» 練習 1
根據這段摘要,列出晶片化設計所帶來的各項優點。
» 練習 2
依這段摘要所述,所提出的晶片在R波偵測部份的準確率是多少?

» 所附文字
- - - - -

Hardware Design of ECG Real-Time Monitoring Chip Using FPGA

指導教授 : 李仁貴

摘要


為了能長時間監測慢性病或心臟病患者之心電圖(electrocardiogram, ECG)訊號,並考量其在配戴生理訊號擷取裝置時的方便性,故本文擬以現場可程式化邏輯閘陣列(FPGA)平台為基礎,設計發展一個便於患者配戴之微型ECG即時監測照護晶片。為能使此晶片具有即時監測的效果,故擬整合“So and Chan” R波偵測演算法與GreyART類神經網路分類技術,於FPGA平台上進行設計開發,以期能達到即時偵測與分類ECG訊號之目的。透過晶片化之設計可使得原本生理訊號擷取裝置積體化,進一步達到縮小體積以及降低功率損耗與成本等優點。而由實際實作模擬與分析之結果可知,本文所提出之晶片在R波偵測部份的準確率高達93.88%,且在已知R點的情況下,其ECG分類部份的平均準確率亦可達88.34%,故輔助驗證此晶片在ECG訊號即時監測方面之效能。

- - - - -

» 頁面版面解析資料
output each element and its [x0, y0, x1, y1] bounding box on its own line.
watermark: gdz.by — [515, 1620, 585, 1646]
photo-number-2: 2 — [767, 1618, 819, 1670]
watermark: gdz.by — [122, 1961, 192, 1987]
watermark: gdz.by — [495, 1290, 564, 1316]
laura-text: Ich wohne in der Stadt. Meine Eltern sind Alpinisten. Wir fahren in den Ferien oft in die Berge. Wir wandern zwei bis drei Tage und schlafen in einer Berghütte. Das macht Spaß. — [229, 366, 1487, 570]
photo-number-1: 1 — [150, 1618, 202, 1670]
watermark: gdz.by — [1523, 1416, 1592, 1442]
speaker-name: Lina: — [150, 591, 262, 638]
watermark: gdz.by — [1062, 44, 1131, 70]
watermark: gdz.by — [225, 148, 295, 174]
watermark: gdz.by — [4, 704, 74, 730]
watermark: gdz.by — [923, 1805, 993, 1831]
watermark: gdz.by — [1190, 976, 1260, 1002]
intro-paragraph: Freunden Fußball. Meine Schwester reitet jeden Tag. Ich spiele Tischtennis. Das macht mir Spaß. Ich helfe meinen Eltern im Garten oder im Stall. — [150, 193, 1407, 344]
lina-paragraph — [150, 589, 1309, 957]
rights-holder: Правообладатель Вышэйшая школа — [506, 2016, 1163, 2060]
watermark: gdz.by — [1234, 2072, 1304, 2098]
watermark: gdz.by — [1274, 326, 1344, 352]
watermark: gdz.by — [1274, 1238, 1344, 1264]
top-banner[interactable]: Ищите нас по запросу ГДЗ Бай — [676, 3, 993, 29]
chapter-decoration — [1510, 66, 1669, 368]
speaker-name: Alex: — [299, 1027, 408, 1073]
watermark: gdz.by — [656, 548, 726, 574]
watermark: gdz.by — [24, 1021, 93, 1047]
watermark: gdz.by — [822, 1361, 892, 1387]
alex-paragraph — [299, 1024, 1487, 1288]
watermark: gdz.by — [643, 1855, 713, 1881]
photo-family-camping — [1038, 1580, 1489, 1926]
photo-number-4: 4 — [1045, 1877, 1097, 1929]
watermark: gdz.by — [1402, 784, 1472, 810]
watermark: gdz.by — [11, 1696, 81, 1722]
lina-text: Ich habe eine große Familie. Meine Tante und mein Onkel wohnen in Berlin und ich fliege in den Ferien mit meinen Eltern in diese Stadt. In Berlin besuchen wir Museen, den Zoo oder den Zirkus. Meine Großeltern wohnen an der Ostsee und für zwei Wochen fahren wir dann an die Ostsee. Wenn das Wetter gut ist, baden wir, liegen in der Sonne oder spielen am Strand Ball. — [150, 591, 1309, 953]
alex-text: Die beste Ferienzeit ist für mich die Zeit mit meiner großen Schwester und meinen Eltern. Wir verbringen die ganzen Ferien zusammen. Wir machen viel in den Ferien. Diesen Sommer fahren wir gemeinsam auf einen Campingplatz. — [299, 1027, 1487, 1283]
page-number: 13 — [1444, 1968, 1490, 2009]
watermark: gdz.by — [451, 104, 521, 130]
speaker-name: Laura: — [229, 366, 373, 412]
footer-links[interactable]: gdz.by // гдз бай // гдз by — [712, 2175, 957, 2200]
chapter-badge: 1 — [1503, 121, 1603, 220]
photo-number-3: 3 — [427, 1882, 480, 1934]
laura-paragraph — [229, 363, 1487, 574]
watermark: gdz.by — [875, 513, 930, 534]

- - - - -

» 你的回答 1
縮小體積、降低功率損耗、降低成本

» 你的回答 2
93.88%